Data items
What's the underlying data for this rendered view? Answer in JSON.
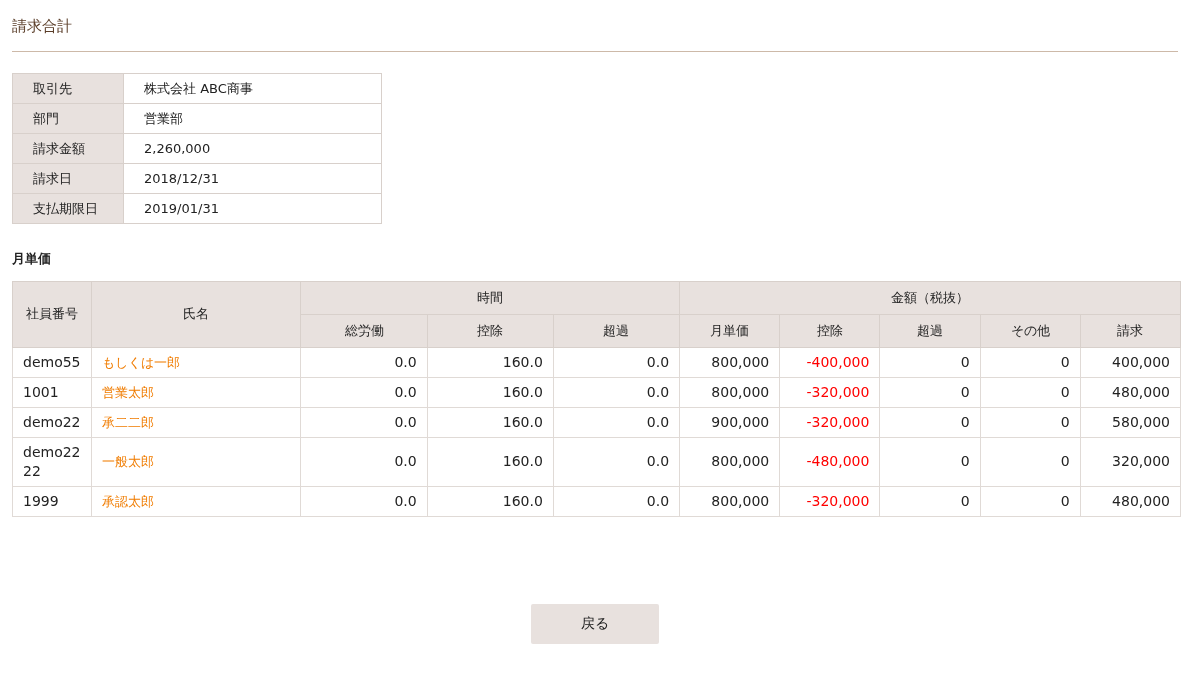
{
  "page_title": "請求合計",
  "summary": [
    {
      "label": "取引先",
      "value": "株式会社 ABC商事"
    },
    {
      "label": "部門",
      "value": "営業部"
    },
    {
      "label": "請求金額",
      "value": "2,260,000"
    },
    {
      "label": "請求日",
      "value": "2018/12/31"
    },
    {
      "label": "支払期限日",
      "value": "2019/01/31"
    }
  ],
  "section_title": "月単価",
  "table": {
    "employee_id_header": "社員番号",
    "name_header": "氏名",
    "groups": [
      {
        "label": "時間",
        "columns": [
          {
            "label": "総労働",
            "negative": false
          },
          {
            "label": "控除",
            "negative": false
          },
          {
            "label": "超過",
            "negative": false
          }
        ]
      },
      {
        "label": "金額（税抜）",
        "columns": [
          {
            "label": "月単価",
            "negative": false
          },
          {
            "label": "控除",
            "negative": true
          },
          {
            "label": "超過",
            "negative": false
          },
          {
            "label": "その他",
            "negative": false
          },
          {
            "label": "請求",
            "negative": false
          }
        ]
      }
    ],
    "rows": [
      {
        "employee_id": "demo55",
        "name": "もしくは一郎",
        "values": [
          "0.0",
          "160.0",
          "0.0",
          "800,000",
          "-400,000",
          "0",
          "0",
          "400,000"
        ]
      },
      {
        "employee_id": "1001",
        "name": "営業太郎",
        "values": [
          "0.0",
          "160.0",
          "0.0",
          "800,000",
          "-320,000",
          "0",
          "0",
          "480,000"
        ]
      },
      {
        "employee_id": "demo22",
        "name": "承二二郎",
        "values": [
          "0.0",
          "160.0",
          "0.0",
          "900,000",
          "-320,000",
          "0",
          "0",
          "580,000"
        ]
      },
      {
        "employee_id": "demo2222",
        "name": "一般太郎",
        "values": [
          "0.0",
          "160.0",
          "0.0",
          "800,000",
          "-480,000",
          "0",
          "0",
          "320,000"
        ]
      },
      {
        "employee_id": "1999",
        "name": "承認太郎",
        "values": [
          "0.0",
          "160.0",
          "0.0",
          "800,000",
          "-320,000",
          "0",
          "0",
          "480,000"
        ]
      }
    ]
  },
  "back_button": "戻る"
}
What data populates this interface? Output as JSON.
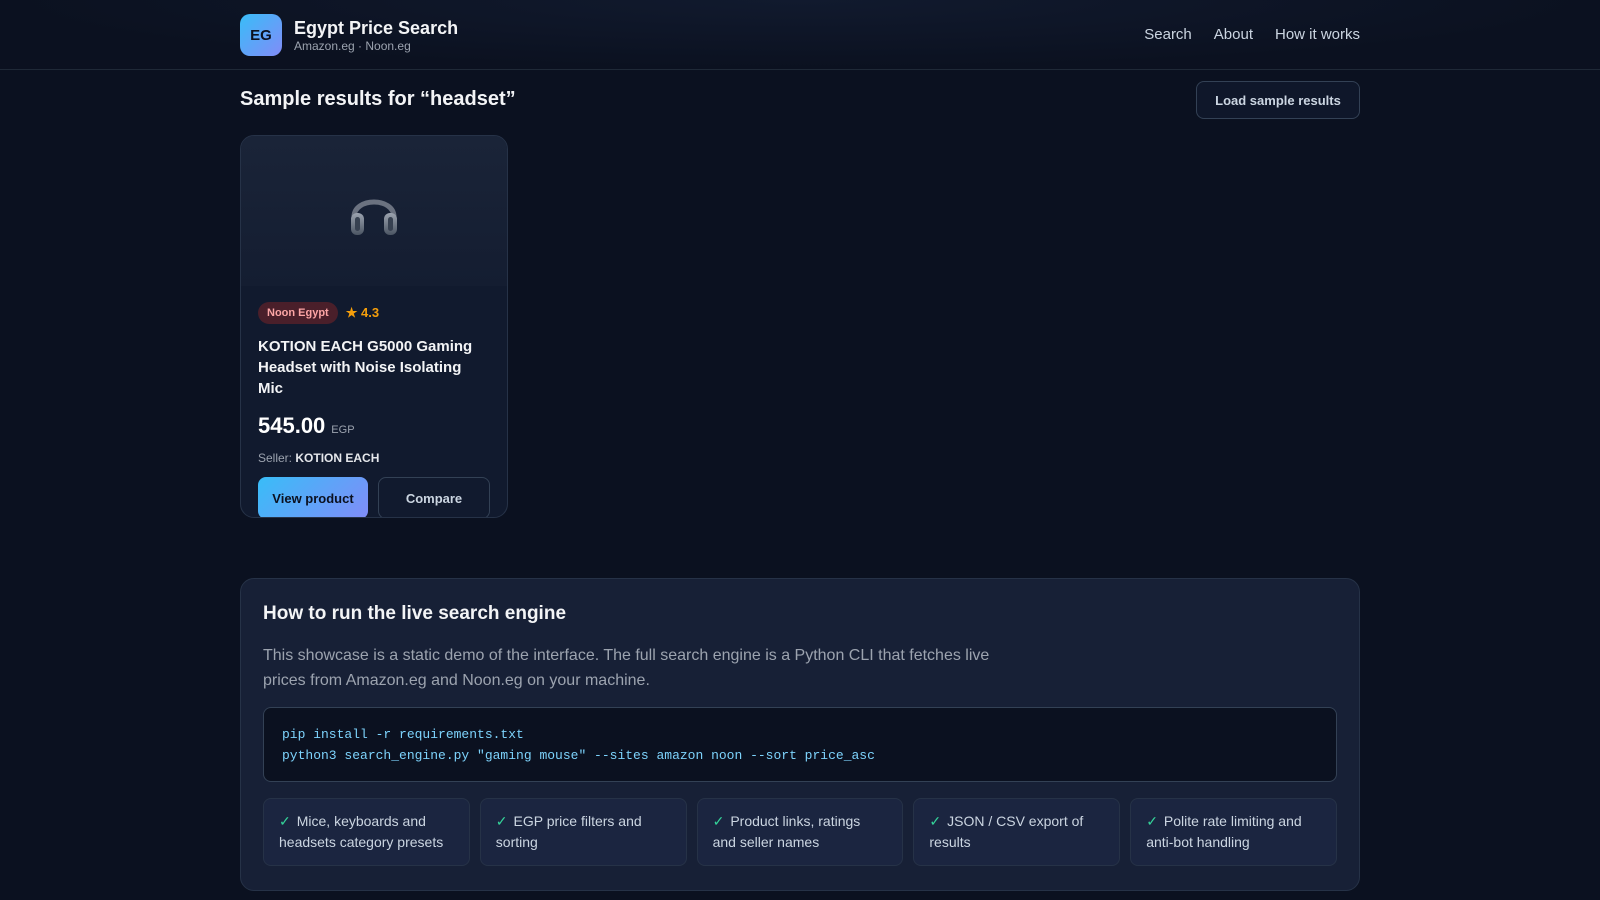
{
  "brand": {
    "logo_text": "EG",
    "title": "Egypt Price Search",
    "subtitle": "Amazon.eg · Noon.eg"
  },
  "nav": {
    "items": [
      "Search",
      "About",
      "How it works"
    ]
  },
  "results": {
    "title": "Sample results for “headset”",
    "load_button": "Load sample results"
  },
  "card": {
    "icon": "headphones-icon",
    "source": "Noon Egypt",
    "rating": "★ 4.3",
    "title": "KOTION EACH G5000 Gaming Headset with Noise Isolating Mic",
    "price": "545.00",
    "currency": "EGP",
    "seller_label": "Seller:",
    "seller_name": "KOTION EACH",
    "view_button": "View product",
    "compare_button": "Compare"
  },
  "howto": {
    "title": "How to run the live search engine",
    "description": "This showcase is a static demo of the interface. The full search engine is a Python CLI that fetches live prices from Amazon.eg and Noon.eg on your machine.",
    "code_lines": [
      "pip install -r requirements.txt",
      "python3 search_engine.py \"gaming mouse\" --sites amazon noon --sort price_asc"
    ],
    "features": [
      "Mice, keyboards and headsets category presets",
      "EGP price filters and sorting",
      "Product links, ratings and seller names",
      "JSON / CSV export of results",
      "Polite rate limiting and anti-bot handling"
    ],
    "check_glyph": "✓"
  },
  "colors": {
    "background": "#0b1120",
    "accent_start": "#38bdf8",
    "accent_end": "#818cf8",
    "rating": "#f59e0b",
    "badge_bg": "#4a1f2a",
    "check": "#34d399"
  }
}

## Given exercise
Everything from the line with "What data populates" through the final line of the records above should be written out exactly, minus the pictures.

## Answer to the problem
What data populates this interface? Output as JSON.
{
  "brand": {
    "logo_text": "EG",
    "title": "Egypt Price Search",
    "subtitle": "Amazon.eg · Noon.eg"
  },
  "nav": {
    "items": [
      "Search",
      "About",
      "How it works"
    ]
  },
  "results": {
    "title": "Sample results for “headset”",
    "load_button": "Load sample results"
  },
  "card": {
    "icon": "headphones-icon",
    "source": "Noon Egypt",
    "rating": "★ 4.3",
    "title": "KOTION EACH G5000 Gaming Headset with Noise Isolating Mic",
    "price": "545.00",
    "currency": "EGP",
    "seller_label": "Seller:",
    "seller_name": "KOTION EACH",
    "view_button": "View product",
    "compare_button": "Compare"
  },
  "howto": {
    "title": "How to run the live search engine",
    "description": "This showcase is a static demo of the interface. The full search engine is a Python CLI that fetches live prices from Amazon.eg and Noon.eg on your machine.",
    "code_lines": [
      "pip install -r requirements.txt",
      "python3 search_engine.py \"gaming mouse\" --sites amazon noon --sort price_asc"
    ],
    "features": [
      "Mice, keyboards and headsets category presets",
      "EGP price filters and sorting",
      "Product links, ratings and seller names",
      "JSON / CSV export of results",
      "Polite rate limiting and anti-bot handling"
    ],
    "check_glyph": "✓"
  },
  "colors": {
    "background": "#0b1120",
    "accent_start": "#38bdf8",
    "accent_end": "#818cf8",
    "rating": "#f59e0b",
    "badge_bg": "#4a1f2a",
    "check": "#34d399"
  }
}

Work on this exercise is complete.